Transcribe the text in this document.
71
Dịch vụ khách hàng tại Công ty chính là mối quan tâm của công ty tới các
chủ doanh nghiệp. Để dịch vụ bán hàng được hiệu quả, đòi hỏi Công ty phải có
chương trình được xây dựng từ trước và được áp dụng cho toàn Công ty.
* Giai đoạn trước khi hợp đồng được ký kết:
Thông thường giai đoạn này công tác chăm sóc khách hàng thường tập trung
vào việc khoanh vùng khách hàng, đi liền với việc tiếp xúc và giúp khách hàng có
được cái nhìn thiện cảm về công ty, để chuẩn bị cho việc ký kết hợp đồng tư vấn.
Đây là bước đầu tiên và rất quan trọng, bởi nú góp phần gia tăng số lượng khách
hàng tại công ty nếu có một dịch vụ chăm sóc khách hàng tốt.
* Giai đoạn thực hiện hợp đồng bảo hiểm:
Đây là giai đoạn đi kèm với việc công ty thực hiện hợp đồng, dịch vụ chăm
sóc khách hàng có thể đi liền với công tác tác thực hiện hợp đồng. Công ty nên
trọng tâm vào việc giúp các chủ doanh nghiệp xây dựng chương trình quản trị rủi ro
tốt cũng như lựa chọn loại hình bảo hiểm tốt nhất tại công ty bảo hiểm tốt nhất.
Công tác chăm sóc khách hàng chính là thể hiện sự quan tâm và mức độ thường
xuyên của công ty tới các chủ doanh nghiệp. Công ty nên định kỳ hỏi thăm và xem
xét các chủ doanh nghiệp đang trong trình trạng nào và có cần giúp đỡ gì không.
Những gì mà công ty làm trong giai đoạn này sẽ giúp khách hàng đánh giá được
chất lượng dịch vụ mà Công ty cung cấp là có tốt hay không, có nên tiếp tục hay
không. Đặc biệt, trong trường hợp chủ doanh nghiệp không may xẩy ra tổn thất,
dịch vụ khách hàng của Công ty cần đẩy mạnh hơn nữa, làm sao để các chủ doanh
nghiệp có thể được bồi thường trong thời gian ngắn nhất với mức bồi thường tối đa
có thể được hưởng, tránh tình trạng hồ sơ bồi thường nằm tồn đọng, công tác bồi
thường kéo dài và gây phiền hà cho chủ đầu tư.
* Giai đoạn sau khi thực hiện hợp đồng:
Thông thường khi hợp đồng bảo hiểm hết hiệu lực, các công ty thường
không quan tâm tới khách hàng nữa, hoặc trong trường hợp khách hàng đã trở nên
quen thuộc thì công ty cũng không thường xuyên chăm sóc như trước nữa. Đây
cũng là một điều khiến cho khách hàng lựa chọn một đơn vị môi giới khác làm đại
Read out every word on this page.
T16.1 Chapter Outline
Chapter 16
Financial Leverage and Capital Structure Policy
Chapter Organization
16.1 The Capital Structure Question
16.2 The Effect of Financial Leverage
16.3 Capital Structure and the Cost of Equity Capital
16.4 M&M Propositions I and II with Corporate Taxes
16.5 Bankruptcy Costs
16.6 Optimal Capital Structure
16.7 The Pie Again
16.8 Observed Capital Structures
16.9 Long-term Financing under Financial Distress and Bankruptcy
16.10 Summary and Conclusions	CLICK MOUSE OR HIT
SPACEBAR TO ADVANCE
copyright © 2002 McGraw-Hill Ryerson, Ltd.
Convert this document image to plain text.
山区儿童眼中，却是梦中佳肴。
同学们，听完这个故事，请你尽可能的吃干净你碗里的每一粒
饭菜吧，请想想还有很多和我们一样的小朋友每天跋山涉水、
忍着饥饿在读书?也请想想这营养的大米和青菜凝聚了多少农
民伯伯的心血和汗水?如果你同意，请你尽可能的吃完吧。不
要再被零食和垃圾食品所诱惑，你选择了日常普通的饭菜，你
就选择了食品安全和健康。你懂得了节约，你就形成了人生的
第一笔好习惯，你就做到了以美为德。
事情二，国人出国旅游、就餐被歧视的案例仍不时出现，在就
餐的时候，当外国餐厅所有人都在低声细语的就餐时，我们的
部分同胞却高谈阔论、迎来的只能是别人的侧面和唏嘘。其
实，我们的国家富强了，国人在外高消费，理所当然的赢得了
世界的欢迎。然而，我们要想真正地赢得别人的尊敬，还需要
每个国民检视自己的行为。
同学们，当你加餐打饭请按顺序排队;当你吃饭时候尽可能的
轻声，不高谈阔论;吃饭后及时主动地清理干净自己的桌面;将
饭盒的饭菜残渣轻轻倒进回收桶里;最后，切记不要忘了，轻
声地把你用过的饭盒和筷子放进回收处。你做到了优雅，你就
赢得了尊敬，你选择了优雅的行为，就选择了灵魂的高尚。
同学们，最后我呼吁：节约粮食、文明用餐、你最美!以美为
= = =
Short task: Take the listing above and write it out again exactly.

Right answer:
Transcribe the text in this document.
71
Dịch vụ khách hàng tại Công ty chính là mối quan tâm của công ty tới các
chủ doanh nghiệp. Để dịch vụ bán hàng được hiệu quả, đòi hỏi Công ty phải có
chương trình được xây dựng từ trước và được áp dụng cho toàn Công ty.
* Giai đoạn trước khi hợp đồng được ký kết:
Thông thường giai đoạn này công tác chăm sóc khách hàng thường tập trung
vào việc khoanh vùng khách hàng, đi liền với việc tiếp xúc và giúp khách hàng có
được cái nhìn thiện cảm về công ty, để chuẩn bị cho việc ký kết hợp đồng tư vấn.
Đây là bước đầu tiên và rất quan trọng, bởi nú góp phần gia tăng số lượng khách
hàng tại công ty nếu có một dịch vụ chăm sóc khách hàng tốt.
* Giai đoạn thực hiện hợp đồng bảo hiểm:
Đây là giai đoạn đi kèm với việc công ty thực hiện hợp đồng, dịch vụ chăm
sóc khách hàng có thể đi liền với công tác tác thực hiện hợp đồng. Công ty nên
trọng tâm vào việc giúp các chủ doanh nghiệp xây dựng chương trình quản trị rủi ro
tốt cũng như lựa chọn loại hình bảo hiểm tốt nhất tại công ty bảo hiểm tốt nhất.
Công tác chăm sóc khách hàng chính là thể hiện sự quan tâm và mức độ thường
xuyên của công ty tới các chủ doanh nghiệp. Công ty nên định kỳ hỏi thăm và xem
xét các chủ doanh nghiệp đang trong trình trạng nào và có cần giúp đỡ gì không.
Những gì mà công ty làm trong giai đoạn này sẽ giúp khách hàng đánh giá được
chất lượng dịch vụ mà Công ty cung cấp là có tốt hay không, có nên tiếp tục hay
không. Đặc biệt, trong trường hợp chủ doanh nghiệp không may xẩy ra tổn thất,
dịch vụ khách hàng của Công ty cần đẩy mạnh hơn nữa, làm sao để các chủ doanh
nghiệp có thể được bồi thường trong thời gian ngắn nhất với mức bồi thường tối đa
có thể được hưởng, tránh tình trạng hồ sơ bồi thường nằm tồn đọng, công tác bồi
thường kéo dài và gây phiền hà cho chủ đầu tư.
* Giai đoạn sau khi thực hiện hợp đồng:
Thông thường khi hợp đồng bảo hiểm hết hiệu lực, các công ty thường
không quan tâm tới khách hàng nữa, hoặc trong trường hợp khách hàng đã trở nên
quen thuộc thì công ty cũng không thường xuyên chăm sóc như trước nữa. Đây
cũng là một điều khiến cho khách hàng lựa chọn một đơn vị môi giới khác làm đại
Read out every word on this page.
T16.1 Chapter Outline
Chapter 16
Financial Leverage and Capital Structure Policy
Chapter Organization
16.1 The Capital Structure Question
16.2 The Effect of Financial Leverage
16.3 Capital Structure and the Cost of Equity Capital
16.4 M&M Propositions I and II with Corporate Taxes
16.5 Bankruptcy Costs
16.6 Optimal Capital Structure
16.7 The Pie Again
16.8 Observed Capital Structures
16.9 Long-term Financing under Financial Distress and Bankruptcy
16.10 Summary and Conclusions	CLICK MOUSE OR HIT
SPACEBAR TO ADVANCE
copyright © 2002 McGraw-Hill Ryerson, Ltd.
Convert this document image to plain text.
山区儿童眼中，却是梦中佳肴。
同学们，听完这个故事，请你尽可能的吃干净你碗里的每一粒
饭菜吧，请想想还有很多和我们一样的小朋友每天跋山涉水、
忍着饥饿在读书?也请想想这营养的大米和青菜凝聚了多少农
民伯伯的心血和汗水?如果你同意，请你尽可能的吃完吧。不
要再被零食和垃圾食品所诱惑，你选择了日常普通的饭菜，你
就选择了食品安全和健康。你懂得了节约，你就形成了人生的
第一笔好习惯，你就做到了以美为德。
事情二，国人出国旅游、就餐被歧视的案例仍不时出现，在就
餐的时候，当外国餐厅所有人都在低声细语的就餐时，我们的
部分同胞却高谈阔论、迎来的只能是别人的侧面和唏嘘。其
实，我们的国家富强了，国人在外高消费，理所当然的赢得了
世界的欢迎。然而，我们要想真正地赢得别人的尊敬，还需要
每个国民检视自己的行为。
同学们，当你加餐打饭请按顺序排队;当你吃饭时候尽可能的
轻声，不高谈阔论;吃饭后及时主动地清理干净自己的桌面;将
饭盒的饭菜残渣轻轻倒进回收桶里;最后，切记不要忘了，轻
声地把你用过的饭盒和筷子放进回收处。你做到了优雅，你就
赢得了尊敬，你选择了优雅的行为，就选择了灵魂的高尚。
同学们，最后我呼吁：节约粮食、文明用餐、你最美!以美为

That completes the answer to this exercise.